Exercise prompt = Using the entries below, output exactly the line containing "What text is on this page?" and all lines that follow it to the end.

Data listing

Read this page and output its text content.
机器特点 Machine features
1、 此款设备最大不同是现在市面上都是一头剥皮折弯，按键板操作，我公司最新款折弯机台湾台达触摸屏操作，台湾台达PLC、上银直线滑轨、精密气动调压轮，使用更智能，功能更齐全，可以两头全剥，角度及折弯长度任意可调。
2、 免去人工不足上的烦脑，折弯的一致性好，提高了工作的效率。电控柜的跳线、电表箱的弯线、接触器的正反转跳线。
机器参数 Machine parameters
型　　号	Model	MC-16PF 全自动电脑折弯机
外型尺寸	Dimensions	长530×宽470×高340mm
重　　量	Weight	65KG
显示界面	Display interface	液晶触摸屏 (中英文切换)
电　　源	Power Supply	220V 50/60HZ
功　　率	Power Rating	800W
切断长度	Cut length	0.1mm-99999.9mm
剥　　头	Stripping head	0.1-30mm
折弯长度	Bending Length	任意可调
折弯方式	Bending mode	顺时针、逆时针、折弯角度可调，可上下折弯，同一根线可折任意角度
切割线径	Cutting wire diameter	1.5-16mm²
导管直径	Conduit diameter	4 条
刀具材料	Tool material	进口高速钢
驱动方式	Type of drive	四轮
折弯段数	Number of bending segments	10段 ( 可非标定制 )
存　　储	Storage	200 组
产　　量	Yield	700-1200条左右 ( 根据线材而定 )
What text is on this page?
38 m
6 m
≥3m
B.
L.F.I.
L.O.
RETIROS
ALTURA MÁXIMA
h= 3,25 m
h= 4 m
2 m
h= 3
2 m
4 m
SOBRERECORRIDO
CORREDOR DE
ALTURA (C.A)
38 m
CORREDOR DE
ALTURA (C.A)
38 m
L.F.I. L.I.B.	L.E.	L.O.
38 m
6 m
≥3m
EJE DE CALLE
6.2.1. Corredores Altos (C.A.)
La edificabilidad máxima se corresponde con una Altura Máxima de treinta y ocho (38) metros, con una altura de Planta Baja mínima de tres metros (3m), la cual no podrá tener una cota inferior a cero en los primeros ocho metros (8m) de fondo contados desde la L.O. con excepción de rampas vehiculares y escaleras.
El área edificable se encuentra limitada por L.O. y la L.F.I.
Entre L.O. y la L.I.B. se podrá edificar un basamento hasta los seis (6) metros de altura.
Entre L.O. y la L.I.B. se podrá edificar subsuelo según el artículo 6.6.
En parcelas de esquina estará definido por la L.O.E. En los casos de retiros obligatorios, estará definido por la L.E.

Worked solution =
What text is on this page?
38 m
6 m
≥3m
B.
L.F.I.
L.O.
RETIROS
ALTURA MÁXIMA
h= 3,25 m
h= 4 m
2 m
h= 3
2 m
4 m
SOBRERECORRIDO
CORREDOR DE
ALTURA (C.A)
38 m
CORREDOR DE
ALTURA (C.A)
38 m
L.F.I. L.I.B.	L.E.	L.O.
38 m
6 m
≥3m
EJE DE CALLE
6.2.1. Corredores Altos (C.A.)
La edificabilidad máxima se corresponde con una Altura Máxima de treinta y ocho (38) metros, con una altura de Planta Baja mínima de tres metros (3m), la cual no podrá tener una cota inferior a cero en los primeros ocho metros (8m) de fondo contados desde la L.O. con excepción de rampas vehiculares y escaleras.
El área edificable se encuentra limitada por L.O. y la L.F.I.
Entre L.O. y la L.I.B. se podrá edificar un basamento hasta los seis (6) metros de altura.
Entre L.O. y la L.I.B. se podrá edificar subsuelo según el artículo 6.6.
En parcelas de esquina estará definido por la L.O.E. En los casos de retiros obligatorios, estará definido por la L.E.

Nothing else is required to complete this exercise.